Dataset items
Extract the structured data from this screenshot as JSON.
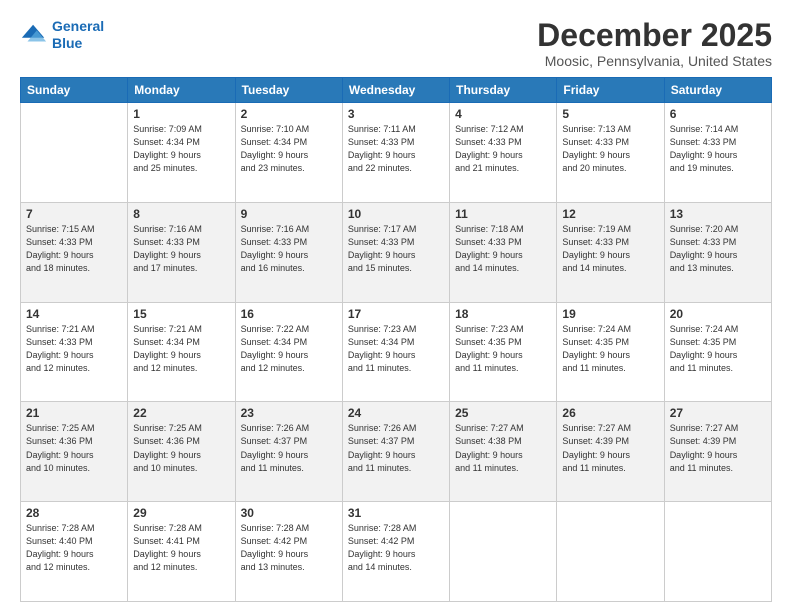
{
  "header": {
    "logo_line1": "General",
    "logo_line2": "Blue",
    "month_title": "December 2025",
    "location": "Moosic, Pennsylvania, United States"
  },
  "days_of_week": [
    "Sunday",
    "Monday",
    "Tuesday",
    "Wednesday",
    "Thursday",
    "Friday",
    "Saturday"
  ],
  "weeks": [
    [
      {
        "day": "",
        "info": ""
      },
      {
        "day": "1",
        "info": "Sunrise: 7:09 AM\nSunset: 4:34 PM\nDaylight: 9 hours\nand 25 minutes."
      },
      {
        "day": "2",
        "info": "Sunrise: 7:10 AM\nSunset: 4:34 PM\nDaylight: 9 hours\nand 23 minutes."
      },
      {
        "day": "3",
        "info": "Sunrise: 7:11 AM\nSunset: 4:33 PM\nDaylight: 9 hours\nand 22 minutes."
      },
      {
        "day": "4",
        "info": "Sunrise: 7:12 AM\nSunset: 4:33 PM\nDaylight: 9 hours\nand 21 minutes."
      },
      {
        "day": "5",
        "info": "Sunrise: 7:13 AM\nSunset: 4:33 PM\nDaylight: 9 hours\nand 20 minutes."
      },
      {
        "day": "6",
        "info": "Sunrise: 7:14 AM\nSunset: 4:33 PM\nDaylight: 9 hours\nand 19 minutes."
      }
    ],
    [
      {
        "day": "7",
        "info": "Sunrise: 7:15 AM\nSunset: 4:33 PM\nDaylight: 9 hours\nand 18 minutes."
      },
      {
        "day": "8",
        "info": "Sunrise: 7:16 AM\nSunset: 4:33 PM\nDaylight: 9 hours\nand 17 minutes."
      },
      {
        "day": "9",
        "info": "Sunrise: 7:16 AM\nSunset: 4:33 PM\nDaylight: 9 hours\nand 16 minutes."
      },
      {
        "day": "10",
        "info": "Sunrise: 7:17 AM\nSunset: 4:33 PM\nDaylight: 9 hours\nand 15 minutes."
      },
      {
        "day": "11",
        "info": "Sunrise: 7:18 AM\nSunset: 4:33 PM\nDaylight: 9 hours\nand 14 minutes."
      },
      {
        "day": "12",
        "info": "Sunrise: 7:19 AM\nSunset: 4:33 PM\nDaylight: 9 hours\nand 14 minutes."
      },
      {
        "day": "13",
        "info": "Sunrise: 7:20 AM\nSunset: 4:33 PM\nDaylight: 9 hours\nand 13 minutes."
      }
    ],
    [
      {
        "day": "14",
        "info": "Sunrise: 7:21 AM\nSunset: 4:33 PM\nDaylight: 9 hours\nand 12 minutes."
      },
      {
        "day": "15",
        "info": "Sunrise: 7:21 AM\nSunset: 4:34 PM\nDaylight: 9 hours\nand 12 minutes."
      },
      {
        "day": "16",
        "info": "Sunrise: 7:22 AM\nSunset: 4:34 PM\nDaylight: 9 hours\nand 12 minutes."
      },
      {
        "day": "17",
        "info": "Sunrise: 7:23 AM\nSunset: 4:34 PM\nDaylight: 9 hours\nand 11 minutes."
      },
      {
        "day": "18",
        "info": "Sunrise: 7:23 AM\nSunset: 4:35 PM\nDaylight: 9 hours\nand 11 minutes."
      },
      {
        "day": "19",
        "info": "Sunrise: 7:24 AM\nSunset: 4:35 PM\nDaylight: 9 hours\nand 11 minutes."
      },
      {
        "day": "20",
        "info": "Sunrise: 7:24 AM\nSunset: 4:35 PM\nDaylight: 9 hours\nand 11 minutes."
      }
    ],
    [
      {
        "day": "21",
        "info": "Sunrise: 7:25 AM\nSunset: 4:36 PM\nDaylight: 9 hours\nand 10 minutes."
      },
      {
        "day": "22",
        "info": "Sunrise: 7:25 AM\nSunset: 4:36 PM\nDaylight: 9 hours\nand 10 minutes."
      },
      {
        "day": "23",
        "info": "Sunrise: 7:26 AM\nSunset: 4:37 PM\nDaylight: 9 hours\nand 11 minutes."
      },
      {
        "day": "24",
        "info": "Sunrise: 7:26 AM\nSunset: 4:37 PM\nDaylight: 9 hours\nand 11 minutes."
      },
      {
        "day": "25",
        "info": "Sunrise: 7:27 AM\nSunset: 4:38 PM\nDaylight: 9 hours\nand 11 minutes."
      },
      {
        "day": "26",
        "info": "Sunrise: 7:27 AM\nSunset: 4:39 PM\nDaylight: 9 hours\nand 11 minutes."
      },
      {
        "day": "27",
        "info": "Sunrise: 7:27 AM\nSunset: 4:39 PM\nDaylight: 9 hours\nand 11 minutes."
      }
    ],
    [
      {
        "day": "28",
        "info": "Sunrise: 7:28 AM\nSunset: 4:40 PM\nDaylight: 9 hours\nand 12 minutes."
      },
      {
        "day": "29",
        "info": "Sunrise: 7:28 AM\nSunset: 4:41 PM\nDaylight: 9 hours\nand 12 minutes."
      },
      {
        "day": "30",
        "info": "Sunrise: 7:28 AM\nSunset: 4:42 PM\nDaylight: 9 hours\nand 13 minutes."
      },
      {
        "day": "31",
        "info": "Sunrise: 7:28 AM\nSunset: 4:42 PM\nDaylight: 9 hours\nand 14 minutes."
      },
      {
        "day": "",
        "info": ""
      },
      {
        "day": "",
        "info": ""
      },
      {
        "day": "",
        "info": ""
      }
    ]
  ]
}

What is asked: Except for the pictures, print the data above exactly.

Output of the task:
Extract the structured data from this screenshot as JSON.
{
  "header": {
    "logo_line1": "General",
    "logo_line2": "Blue",
    "month_title": "December 2025",
    "location": "Moosic, Pennsylvania, United States"
  },
  "days_of_week": [
    "Sunday",
    "Monday",
    "Tuesday",
    "Wednesday",
    "Thursday",
    "Friday",
    "Saturday"
  ],
  "weeks": [
    [
      {
        "day": "",
        "info": ""
      },
      {
        "day": "1",
        "info": "Sunrise: 7:09 AM\nSunset: 4:34 PM\nDaylight: 9 hours\nand 25 minutes."
      },
      {
        "day": "2",
        "info": "Sunrise: 7:10 AM\nSunset: 4:34 PM\nDaylight: 9 hours\nand 23 minutes."
      },
      {
        "day": "3",
        "info": "Sunrise: 7:11 AM\nSunset: 4:33 PM\nDaylight: 9 hours\nand 22 minutes."
      },
      {
        "day": "4",
        "info": "Sunrise: 7:12 AM\nSunset: 4:33 PM\nDaylight: 9 hours\nand 21 minutes."
      },
      {
        "day": "5",
        "info": "Sunrise: 7:13 AM\nSunset: 4:33 PM\nDaylight: 9 hours\nand 20 minutes."
      },
      {
        "day": "6",
        "info": "Sunrise: 7:14 AM\nSunset: 4:33 PM\nDaylight: 9 hours\nand 19 minutes."
      }
    ],
    [
      {
        "day": "7",
        "info": "Sunrise: 7:15 AM\nSunset: 4:33 PM\nDaylight: 9 hours\nand 18 minutes."
      },
      {
        "day": "8",
        "info": "Sunrise: 7:16 AM\nSunset: 4:33 PM\nDaylight: 9 hours\nand 17 minutes."
      },
      {
        "day": "9",
        "info": "Sunrise: 7:16 AM\nSunset: 4:33 PM\nDaylight: 9 hours\nand 16 minutes."
      },
      {
        "day": "10",
        "info": "Sunrise: 7:17 AM\nSunset: 4:33 PM\nDaylight: 9 hours\nand 15 minutes."
      },
      {
        "day": "11",
        "info": "Sunrise: 7:18 AM\nSunset: 4:33 PM\nDaylight: 9 hours\nand 14 minutes."
      },
      {
        "day": "12",
        "info": "Sunrise: 7:19 AM\nSunset: 4:33 PM\nDaylight: 9 hours\nand 14 minutes."
      },
      {
        "day": "13",
        "info": "Sunrise: 7:20 AM\nSunset: 4:33 PM\nDaylight: 9 hours\nand 13 minutes."
      }
    ],
    [
      {
        "day": "14",
        "info": "Sunrise: 7:21 AM\nSunset: 4:33 PM\nDaylight: 9 hours\nand 12 minutes."
      },
      {
        "day": "15",
        "info": "Sunrise: 7:21 AM\nSunset: 4:34 PM\nDaylight: 9 hours\nand 12 minutes."
      },
      {
        "day": "16",
        "info": "Sunrise: 7:22 AM\nSunset: 4:34 PM\nDaylight: 9 hours\nand 12 minutes."
      },
      {
        "day": "17",
        "info": "Sunrise: 7:23 AM\nSunset: 4:34 PM\nDaylight: 9 hours\nand 11 minutes."
      },
      {
        "day": "18",
        "info": "Sunrise: 7:23 AM\nSunset: 4:35 PM\nDaylight: 9 hours\nand 11 minutes."
      },
      {
        "day": "19",
        "info": "Sunrise: 7:24 AM\nSunset: 4:35 PM\nDaylight: 9 hours\nand 11 minutes."
      },
      {
        "day": "20",
        "info": "Sunrise: 7:24 AM\nSunset: 4:35 PM\nDaylight: 9 hours\nand 11 minutes."
      }
    ],
    [
      {
        "day": "21",
        "info": "Sunrise: 7:25 AM\nSunset: 4:36 PM\nDaylight: 9 hours\nand 10 minutes."
      },
      {
        "day": "22",
        "info": "Sunrise: 7:25 AM\nSunset: 4:36 PM\nDaylight: 9 hours\nand 10 minutes."
      },
      {
        "day": "23",
        "info": "Sunrise: 7:26 AM\nSunset: 4:37 PM\nDaylight: 9 hours\nand 11 minutes."
      },
      {
        "day": "24",
        "info": "Sunrise: 7:26 AM\nSunset: 4:37 PM\nDaylight: 9 hours\nand 11 minutes."
      },
      {
        "day": "25",
        "info": "Sunrise: 7:27 AM\nSunset: 4:38 PM\nDaylight: 9 hours\nand 11 minutes."
      },
      {
        "day": "26",
        "info": "Sunrise: 7:27 AM\nSunset: 4:39 PM\nDaylight: 9 hours\nand 11 minutes."
      },
      {
        "day": "27",
        "info": "Sunrise: 7:27 AM\nSunset: 4:39 PM\nDaylight: 9 hours\nand 11 minutes."
      }
    ],
    [
      {
        "day": "28",
        "info": "Sunrise: 7:28 AM\nSunset: 4:40 PM\nDaylight: 9 hours\nand 12 minutes."
      },
      {
        "day": "29",
        "info": "Sunrise: 7:28 AM\nSunset: 4:41 PM\nDaylight: 9 hours\nand 12 minutes."
      },
      {
        "day": "30",
        "info": "Sunrise: 7:28 AM\nSunset: 4:42 PM\nDaylight: 9 hours\nand 13 minutes."
      },
      {
        "day": "31",
        "info": "Sunrise: 7:28 AM\nSunset: 4:42 PM\nDaylight: 9 hours\nand 14 minutes."
      },
      {
        "day": "",
        "info": ""
      },
      {
        "day": "",
        "info": ""
      },
      {
        "day": "",
        "info": ""
      }
    ]
  ]
}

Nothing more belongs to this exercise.